MATERIAL TO PROCESS:
(begin)

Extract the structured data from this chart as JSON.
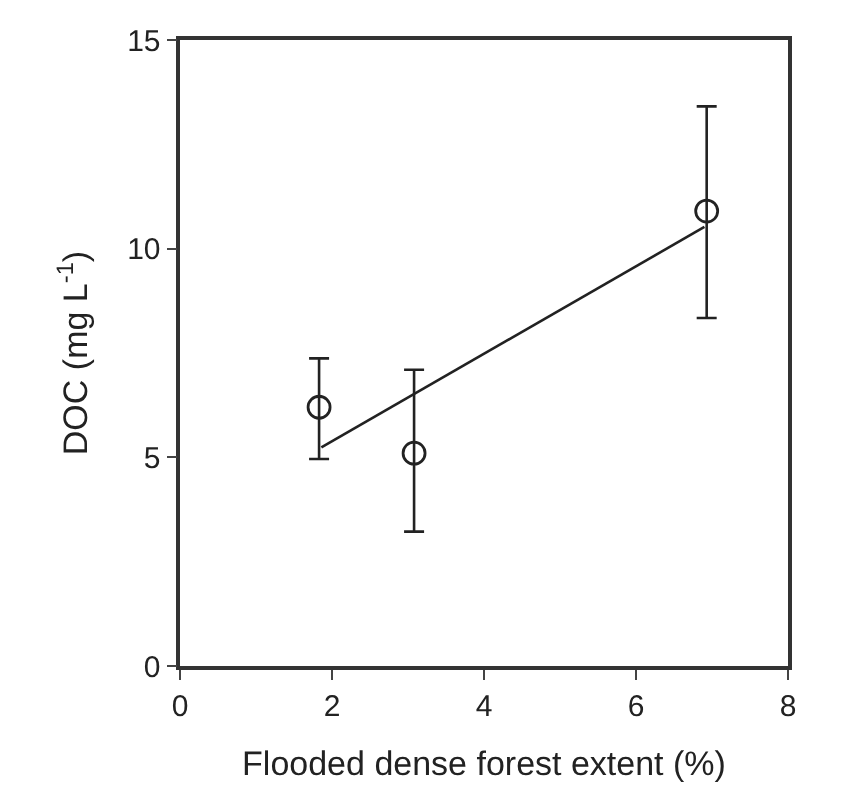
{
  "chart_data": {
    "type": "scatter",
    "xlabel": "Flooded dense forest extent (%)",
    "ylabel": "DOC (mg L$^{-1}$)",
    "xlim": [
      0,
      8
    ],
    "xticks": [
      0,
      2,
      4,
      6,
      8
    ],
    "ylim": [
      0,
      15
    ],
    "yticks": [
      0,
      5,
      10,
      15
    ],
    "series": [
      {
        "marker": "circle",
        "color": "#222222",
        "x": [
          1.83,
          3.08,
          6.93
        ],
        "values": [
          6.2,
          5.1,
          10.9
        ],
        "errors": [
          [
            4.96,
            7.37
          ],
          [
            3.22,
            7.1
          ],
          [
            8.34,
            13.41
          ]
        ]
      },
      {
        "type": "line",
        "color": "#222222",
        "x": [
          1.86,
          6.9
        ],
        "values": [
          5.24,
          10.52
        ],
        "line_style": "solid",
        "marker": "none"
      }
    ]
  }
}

(end)

INSTRUCTIONS FOR THE TASK: Leave out the pictures and output every record above precisely as given.

RESPONSE TO THIS EXERCISE:
Extract the structured data from this chart as JSON.
{
  "chart_data": {
    "type": "scatter",
    "xlabel": "Flooded dense forest extent (%)",
    "ylabel": "DOC (mg L$^{-1}$)",
    "xlim": [
      0,
      8
    ],
    "xticks": [
      0,
      2,
      4,
      6,
      8
    ],
    "ylim": [
      0,
      15
    ],
    "yticks": [
      0,
      5,
      10,
      15
    ],
    "series": [
      {
        "marker": "circle",
        "color": "#222222",
        "x": [
          1.83,
          3.08,
          6.93
        ],
        "values": [
          6.2,
          5.1,
          10.9
        ],
        "errors": [
          [
            4.96,
            7.37
          ],
          [
            3.22,
            7.1
          ],
          [
            8.34,
            13.41
          ]
        ]
      },
      {
        "type": "line",
        "color": "#222222",
        "x": [
          1.86,
          6.9
        ],
        "values": [
          5.24,
          10.52
        ],
        "line_style": "solid",
        "marker": "none"
      }
    ]
  }
}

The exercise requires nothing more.